▶ _Given request_: Print the line that contains "Transcribe this image's" and every line after it through the last line of the records below, exactly as written and nothing else.

▶ _Data for this task_:

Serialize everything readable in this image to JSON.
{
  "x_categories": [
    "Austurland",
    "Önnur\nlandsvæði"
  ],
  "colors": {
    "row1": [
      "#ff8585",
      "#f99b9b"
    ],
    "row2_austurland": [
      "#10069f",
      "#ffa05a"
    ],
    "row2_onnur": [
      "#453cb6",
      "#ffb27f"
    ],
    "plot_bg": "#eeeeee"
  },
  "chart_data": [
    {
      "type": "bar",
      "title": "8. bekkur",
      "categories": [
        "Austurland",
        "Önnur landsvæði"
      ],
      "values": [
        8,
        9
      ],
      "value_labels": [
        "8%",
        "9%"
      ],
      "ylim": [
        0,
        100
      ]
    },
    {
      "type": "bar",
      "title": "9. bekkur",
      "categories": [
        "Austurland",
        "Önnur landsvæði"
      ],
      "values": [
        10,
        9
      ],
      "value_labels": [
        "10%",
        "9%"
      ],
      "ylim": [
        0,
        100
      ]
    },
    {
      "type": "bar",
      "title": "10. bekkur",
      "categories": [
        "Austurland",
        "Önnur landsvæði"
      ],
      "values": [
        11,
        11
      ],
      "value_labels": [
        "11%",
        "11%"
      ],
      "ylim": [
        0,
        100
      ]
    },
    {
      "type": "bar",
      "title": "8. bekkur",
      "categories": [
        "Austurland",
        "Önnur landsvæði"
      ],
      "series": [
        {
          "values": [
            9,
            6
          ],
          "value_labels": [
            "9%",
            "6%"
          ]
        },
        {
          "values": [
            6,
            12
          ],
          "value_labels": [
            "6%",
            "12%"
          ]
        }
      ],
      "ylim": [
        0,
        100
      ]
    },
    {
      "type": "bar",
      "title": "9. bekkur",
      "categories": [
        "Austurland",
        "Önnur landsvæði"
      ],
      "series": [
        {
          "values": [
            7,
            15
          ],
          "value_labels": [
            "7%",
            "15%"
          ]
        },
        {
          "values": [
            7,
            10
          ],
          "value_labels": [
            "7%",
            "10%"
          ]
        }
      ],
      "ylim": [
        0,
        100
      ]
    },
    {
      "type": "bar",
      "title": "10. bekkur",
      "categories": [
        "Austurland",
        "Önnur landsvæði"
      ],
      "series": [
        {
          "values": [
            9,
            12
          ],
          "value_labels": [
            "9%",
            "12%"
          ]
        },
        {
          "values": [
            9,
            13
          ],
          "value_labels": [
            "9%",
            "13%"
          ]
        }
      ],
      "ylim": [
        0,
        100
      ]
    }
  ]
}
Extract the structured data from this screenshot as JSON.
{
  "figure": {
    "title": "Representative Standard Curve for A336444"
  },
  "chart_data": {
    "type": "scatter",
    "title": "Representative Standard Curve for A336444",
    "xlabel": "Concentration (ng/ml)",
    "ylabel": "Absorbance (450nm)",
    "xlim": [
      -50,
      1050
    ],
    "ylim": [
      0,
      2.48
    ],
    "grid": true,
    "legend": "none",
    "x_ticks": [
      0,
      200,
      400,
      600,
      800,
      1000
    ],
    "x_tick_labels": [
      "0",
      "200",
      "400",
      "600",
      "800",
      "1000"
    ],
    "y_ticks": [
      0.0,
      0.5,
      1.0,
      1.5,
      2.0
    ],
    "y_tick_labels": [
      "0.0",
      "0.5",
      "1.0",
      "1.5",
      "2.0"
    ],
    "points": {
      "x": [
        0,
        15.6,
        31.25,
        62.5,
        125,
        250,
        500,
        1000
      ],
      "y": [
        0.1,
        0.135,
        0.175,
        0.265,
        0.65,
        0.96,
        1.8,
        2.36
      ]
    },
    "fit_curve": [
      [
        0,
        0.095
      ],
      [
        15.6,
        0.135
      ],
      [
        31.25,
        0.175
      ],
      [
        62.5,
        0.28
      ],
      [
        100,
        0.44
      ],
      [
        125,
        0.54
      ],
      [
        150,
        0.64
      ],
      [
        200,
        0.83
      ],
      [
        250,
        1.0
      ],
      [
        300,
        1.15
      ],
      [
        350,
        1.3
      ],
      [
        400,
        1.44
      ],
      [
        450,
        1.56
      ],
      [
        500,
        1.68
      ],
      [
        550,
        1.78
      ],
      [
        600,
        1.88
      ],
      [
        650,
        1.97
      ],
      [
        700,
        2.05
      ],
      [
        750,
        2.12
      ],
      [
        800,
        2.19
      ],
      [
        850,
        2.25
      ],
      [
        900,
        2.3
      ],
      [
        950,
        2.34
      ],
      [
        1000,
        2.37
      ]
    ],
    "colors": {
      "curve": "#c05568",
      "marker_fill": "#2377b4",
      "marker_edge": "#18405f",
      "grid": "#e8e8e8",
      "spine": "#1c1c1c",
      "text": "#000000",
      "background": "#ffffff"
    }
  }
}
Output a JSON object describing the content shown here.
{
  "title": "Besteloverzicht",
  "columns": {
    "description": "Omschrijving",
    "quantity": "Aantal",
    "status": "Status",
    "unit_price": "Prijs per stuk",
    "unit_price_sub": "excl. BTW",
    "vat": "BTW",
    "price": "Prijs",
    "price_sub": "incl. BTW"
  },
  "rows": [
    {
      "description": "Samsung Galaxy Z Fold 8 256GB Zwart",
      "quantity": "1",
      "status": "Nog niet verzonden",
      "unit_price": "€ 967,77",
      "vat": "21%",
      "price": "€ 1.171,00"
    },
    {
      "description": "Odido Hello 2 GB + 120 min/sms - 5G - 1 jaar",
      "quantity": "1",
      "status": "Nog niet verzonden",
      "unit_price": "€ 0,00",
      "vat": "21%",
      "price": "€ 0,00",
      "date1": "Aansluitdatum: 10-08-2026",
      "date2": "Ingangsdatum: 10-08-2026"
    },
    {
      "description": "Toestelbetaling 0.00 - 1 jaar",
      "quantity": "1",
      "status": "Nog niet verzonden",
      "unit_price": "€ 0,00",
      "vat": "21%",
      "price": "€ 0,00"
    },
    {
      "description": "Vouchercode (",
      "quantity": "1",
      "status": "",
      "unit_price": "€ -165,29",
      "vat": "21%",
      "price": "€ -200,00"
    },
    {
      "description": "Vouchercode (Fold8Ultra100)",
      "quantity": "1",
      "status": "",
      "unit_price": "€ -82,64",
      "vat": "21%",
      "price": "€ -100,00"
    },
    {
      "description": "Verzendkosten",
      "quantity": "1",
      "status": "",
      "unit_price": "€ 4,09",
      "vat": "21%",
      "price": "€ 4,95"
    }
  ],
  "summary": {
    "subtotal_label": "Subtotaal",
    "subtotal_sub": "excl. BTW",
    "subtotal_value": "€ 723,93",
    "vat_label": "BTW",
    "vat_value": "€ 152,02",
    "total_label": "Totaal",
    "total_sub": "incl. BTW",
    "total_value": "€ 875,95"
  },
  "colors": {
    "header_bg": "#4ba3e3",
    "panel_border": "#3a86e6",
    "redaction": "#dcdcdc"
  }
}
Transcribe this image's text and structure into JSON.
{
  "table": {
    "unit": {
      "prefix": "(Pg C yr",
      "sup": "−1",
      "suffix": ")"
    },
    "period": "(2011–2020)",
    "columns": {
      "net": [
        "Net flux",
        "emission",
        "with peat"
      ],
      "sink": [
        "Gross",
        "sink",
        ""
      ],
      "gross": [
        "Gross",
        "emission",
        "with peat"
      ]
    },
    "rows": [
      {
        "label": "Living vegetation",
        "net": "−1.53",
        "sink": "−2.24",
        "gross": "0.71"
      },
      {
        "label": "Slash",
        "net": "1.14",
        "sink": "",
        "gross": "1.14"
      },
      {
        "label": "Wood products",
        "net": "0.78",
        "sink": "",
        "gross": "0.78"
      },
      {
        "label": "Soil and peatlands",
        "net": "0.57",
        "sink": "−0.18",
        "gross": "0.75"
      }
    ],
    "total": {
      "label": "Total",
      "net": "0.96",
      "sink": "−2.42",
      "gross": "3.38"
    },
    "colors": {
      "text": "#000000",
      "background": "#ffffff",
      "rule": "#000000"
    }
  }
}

▶ _Reply to the exercise_:
Transcribe this image's text and structure into JSON.
{
  "table": {
    "unit": {
      "prefix": "(Pg C yr",
      "sup": "−1",
      "suffix": ")"
    },
    "period": "(2011–2020)",
    "columns": {
      "net": [
        "Net flux",
        "emission",
        "with peat"
      ],
      "sink": [
        "Gross",
        "sink",
        ""
      ],
      "gross": [
        "Gross",
        "emission",
        "with peat"
      ]
    },
    "rows": [
      {
        "label": "Living vegetation",
        "net": "−1.53",
        "sink": "−2.24",
        "gross": "0.71"
      },
      {
        "label": "Slash",
        "net": "1.14",
        "sink": "",
        "gross": "1.14"
      },
      {
        "label": "Wood products",
        "net": "0.78",
        "sink": "",
        "gross": "0.78"
      },
      {
        "label": "Soil and peatlands",
        "net": "0.57",
        "sink": "−0.18",
        "gross": "0.75"
      }
    ],
    "total": {
      "label": "Total",
      "net": "0.96",
      "sink": "−2.42",
      "gross": "3.38"
    },
    "colors": {
      "text": "#000000",
      "background": "#ffffff",
      "rule": "#000000"
    }
  }
}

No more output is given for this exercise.